REQUIRED TASK -> Copy out every item below, swapping each "board-point" for "grid-point" and keeping everything else the same. Omit the pictures from your copy.

Box annotation data ->
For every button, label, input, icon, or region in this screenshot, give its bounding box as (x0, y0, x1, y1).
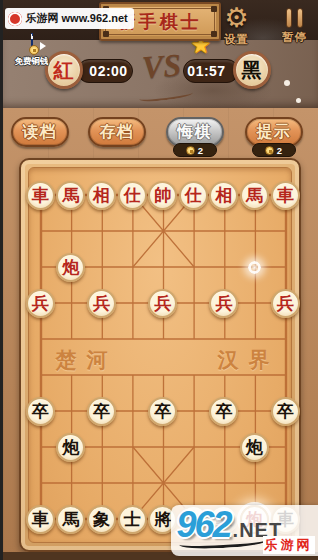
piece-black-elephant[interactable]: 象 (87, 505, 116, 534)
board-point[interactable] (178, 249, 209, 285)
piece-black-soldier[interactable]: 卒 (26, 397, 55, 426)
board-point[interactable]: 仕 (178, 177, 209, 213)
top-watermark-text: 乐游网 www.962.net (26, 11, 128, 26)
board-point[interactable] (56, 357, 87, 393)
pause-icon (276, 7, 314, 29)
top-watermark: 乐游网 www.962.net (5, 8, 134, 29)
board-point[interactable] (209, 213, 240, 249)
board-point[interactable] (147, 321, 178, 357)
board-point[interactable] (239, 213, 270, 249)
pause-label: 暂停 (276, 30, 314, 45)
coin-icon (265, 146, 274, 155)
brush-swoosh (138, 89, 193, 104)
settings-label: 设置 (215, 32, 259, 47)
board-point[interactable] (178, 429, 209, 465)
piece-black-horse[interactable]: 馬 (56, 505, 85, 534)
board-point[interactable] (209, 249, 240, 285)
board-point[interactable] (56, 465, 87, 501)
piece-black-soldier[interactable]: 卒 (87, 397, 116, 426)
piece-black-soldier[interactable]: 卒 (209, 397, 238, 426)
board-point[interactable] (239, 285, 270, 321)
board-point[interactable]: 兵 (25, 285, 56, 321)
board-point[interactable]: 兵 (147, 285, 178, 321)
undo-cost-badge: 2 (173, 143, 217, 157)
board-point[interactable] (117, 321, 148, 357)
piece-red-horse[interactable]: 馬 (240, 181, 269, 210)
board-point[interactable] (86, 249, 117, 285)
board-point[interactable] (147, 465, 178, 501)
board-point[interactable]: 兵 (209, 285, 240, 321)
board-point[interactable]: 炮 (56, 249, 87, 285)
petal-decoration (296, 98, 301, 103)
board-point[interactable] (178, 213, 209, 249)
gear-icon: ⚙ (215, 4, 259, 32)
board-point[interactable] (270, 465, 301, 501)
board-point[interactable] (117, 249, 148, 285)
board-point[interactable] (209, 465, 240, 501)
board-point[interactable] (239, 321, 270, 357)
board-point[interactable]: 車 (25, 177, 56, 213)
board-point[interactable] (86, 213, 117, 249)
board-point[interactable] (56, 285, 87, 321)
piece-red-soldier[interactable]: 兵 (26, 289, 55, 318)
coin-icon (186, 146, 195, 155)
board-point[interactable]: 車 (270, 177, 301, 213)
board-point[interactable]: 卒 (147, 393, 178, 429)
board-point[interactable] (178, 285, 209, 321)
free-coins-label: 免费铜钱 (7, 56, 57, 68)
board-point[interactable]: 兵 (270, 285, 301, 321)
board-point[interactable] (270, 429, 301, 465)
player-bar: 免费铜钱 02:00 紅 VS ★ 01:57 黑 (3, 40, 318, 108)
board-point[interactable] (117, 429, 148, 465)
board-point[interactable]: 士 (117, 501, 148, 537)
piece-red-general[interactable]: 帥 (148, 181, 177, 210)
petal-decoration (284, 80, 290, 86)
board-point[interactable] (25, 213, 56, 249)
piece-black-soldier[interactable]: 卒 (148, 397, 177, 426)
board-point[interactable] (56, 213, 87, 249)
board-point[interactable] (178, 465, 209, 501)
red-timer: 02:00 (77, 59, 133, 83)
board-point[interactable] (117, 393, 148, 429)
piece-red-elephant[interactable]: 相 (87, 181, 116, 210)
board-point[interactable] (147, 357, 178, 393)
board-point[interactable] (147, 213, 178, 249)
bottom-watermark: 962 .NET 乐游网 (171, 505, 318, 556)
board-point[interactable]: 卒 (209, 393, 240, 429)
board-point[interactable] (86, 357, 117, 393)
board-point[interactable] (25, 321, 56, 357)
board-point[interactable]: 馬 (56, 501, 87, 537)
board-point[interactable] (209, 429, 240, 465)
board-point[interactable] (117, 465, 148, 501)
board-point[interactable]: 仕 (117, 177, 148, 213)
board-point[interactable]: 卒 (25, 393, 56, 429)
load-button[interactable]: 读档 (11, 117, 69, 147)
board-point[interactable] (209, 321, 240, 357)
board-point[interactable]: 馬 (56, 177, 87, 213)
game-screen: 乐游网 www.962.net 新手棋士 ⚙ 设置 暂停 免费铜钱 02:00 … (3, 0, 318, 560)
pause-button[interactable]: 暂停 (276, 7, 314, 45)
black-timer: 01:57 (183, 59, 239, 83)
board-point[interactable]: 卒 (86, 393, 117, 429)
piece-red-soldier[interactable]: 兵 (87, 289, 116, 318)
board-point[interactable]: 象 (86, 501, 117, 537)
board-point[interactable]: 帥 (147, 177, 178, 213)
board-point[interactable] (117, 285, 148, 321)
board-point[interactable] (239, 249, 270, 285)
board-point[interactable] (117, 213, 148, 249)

SOLUTION ->
For every button, label, input, icon, or region in this screenshot, give its bounding box as (x0, y0, x1, y1).
piece-black-elephant[interactable]: 象 (87, 505, 116, 534)
grid-point[interactable] (178, 249, 209, 285)
piece-black-soldier[interactable]: 卒 (26, 397, 55, 426)
grid-point[interactable]: 仕 (178, 177, 209, 213)
top-watermark-text: 乐游网 www.962.net (26, 11, 128, 26)
grid-point[interactable] (56, 357, 87, 393)
pause-icon (276, 7, 314, 29)
top-watermark: 乐游网 www.962.net (5, 8, 134, 29)
grid-point[interactable] (209, 213, 240, 249)
grid-point[interactable] (147, 321, 178, 357)
grid-point[interactable] (239, 213, 270, 249)
pause-label: 暂停 (276, 30, 314, 45)
coin-icon (265, 146, 274, 155)
brush-swoosh (138, 89, 193, 104)
settings-label: 设置 (215, 32, 259, 47)
grid-point[interactable] (178, 429, 209, 465)
piece-black-horse[interactable]: 馬 (56, 505, 85, 534)
grid-point[interactable] (209, 249, 240, 285)
grid-point[interactable] (56, 465, 87, 501)
piece-black-soldier[interactable]: 卒 (87, 397, 116, 426)
piece-black-soldier[interactable]: 卒 (209, 397, 238, 426)
grid-point[interactable] (239, 285, 270, 321)
grid-point[interactable]: 兵 (25, 285, 56, 321)
grid-point[interactable]: 兵 (147, 285, 178, 321)
undo-cost-badge: 2 (173, 143, 217, 157)
grid-point[interactable] (117, 321, 148, 357)
piece-red-horse[interactable]: 馬 (240, 181, 269, 210)
grid-point[interactable] (86, 249, 117, 285)
grid-point[interactable] (147, 465, 178, 501)
grid-point[interactable]: 兵 (209, 285, 240, 321)
grid-point[interactable]: 炮 (56, 249, 87, 285)
petal-decoration (296, 98, 301, 103)
grid-point[interactable] (178, 213, 209, 249)
gear-icon: ⚙ (215, 4, 259, 32)
grid-point[interactable] (270, 465, 301, 501)
grid-point[interactable] (117, 249, 148, 285)
grid-point[interactable] (209, 465, 240, 501)
grid-point[interactable] (239, 321, 270, 357)
grid-point[interactable]: 車 (25, 177, 56, 213)
grid-point[interactable] (86, 213, 117, 249)
grid-point[interactable] (56, 285, 87, 321)
piece-red-soldier[interactable]: 兵 (26, 289, 55, 318)
coin-icon (186, 146, 195, 155)
grid-point[interactable]: 車 (270, 177, 301, 213)
grid-point[interactable]: 卒 (147, 393, 178, 429)
grid-point[interactable] (178, 285, 209, 321)
free-coins-label: 免费铜钱 (7, 56, 57, 68)
grid-point[interactable]: 兵 (270, 285, 301, 321)
grid-point[interactable] (270, 429, 301, 465)
player-bar: 免费铜钱 02:00 紅 VS ★ 01:57 黑 (3, 40, 318, 108)
grid-point[interactable] (117, 429, 148, 465)
grid-point[interactable]: 士 (117, 501, 148, 537)
piece-red-general[interactable]: 帥 (148, 181, 177, 210)
petal-decoration (284, 80, 290, 86)
grid-point[interactable] (25, 213, 56, 249)
piece-black-soldier[interactable]: 卒 (148, 397, 177, 426)
grid-point[interactable] (56, 213, 87, 249)
grid-point[interactable] (178, 465, 209, 501)
red-timer: 02:00 (77, 59, 133, 83)
grid-point[interactable] (117, 393, 148, 429)
piece-red-elephant[interactable]: 相 (87, 181, 116, 210)
grid-point[interactable] (147, 357, 178, 393)
grid-point[interactable] (147, 213, 178, 249)
bottom-watermark: 962 .NET 乐游网 (171, 505, 318, 556)
grid-point[interactable]: 卒 (209, 393, 240, 429)
grid-point[interactable] (86, 357, 117, 393)
grid-point[interactable] (25, 321, 56, 357)
grid-point[interactable]: 馬 (56, 501, 87, 537)
grid-point[interactable] (209, 429, 240, 465)
grid-point[interactable] (117, 465, 148, 501)
grid-point[interactable]: 仕 (117, 177, 148, 213)
grid-point[interactable]: 卒 (25, 393, 56, 429)
load-button[interactable]: 读档 (11, 117, 69, 147)
grid-point[interactable] (209, 321, 240, 357)
grid-point[interactable]: 馬 (56, 177, 87, 213)
game-screen: 乐游网 www.962.net 新手棋士 ⚙ 设置 暂停 免费铜钱 02:00 … (3, 0, 318, 560)
pause-button[interactable]: 暂停 (276, 7, 314, 45)
black-timer: 01:57 (183, 59, 239, 83)
grid-point[interactable]: 卒 (86, 393, 117, 429)
piece-red-soldier[interactable]: 兵 (87, 289, 116, 318)
grid-point[interactable]: 象 (86, 501, 117, 537)
grid-point[interactable]: 帥 (147, 177, 178, 213)
grid-point[interactable] (117, 285, 148, 321)
grid-point[interactable] (239, 249, 270, 285)
grid-point[interactable] (117, 213, 148, 249)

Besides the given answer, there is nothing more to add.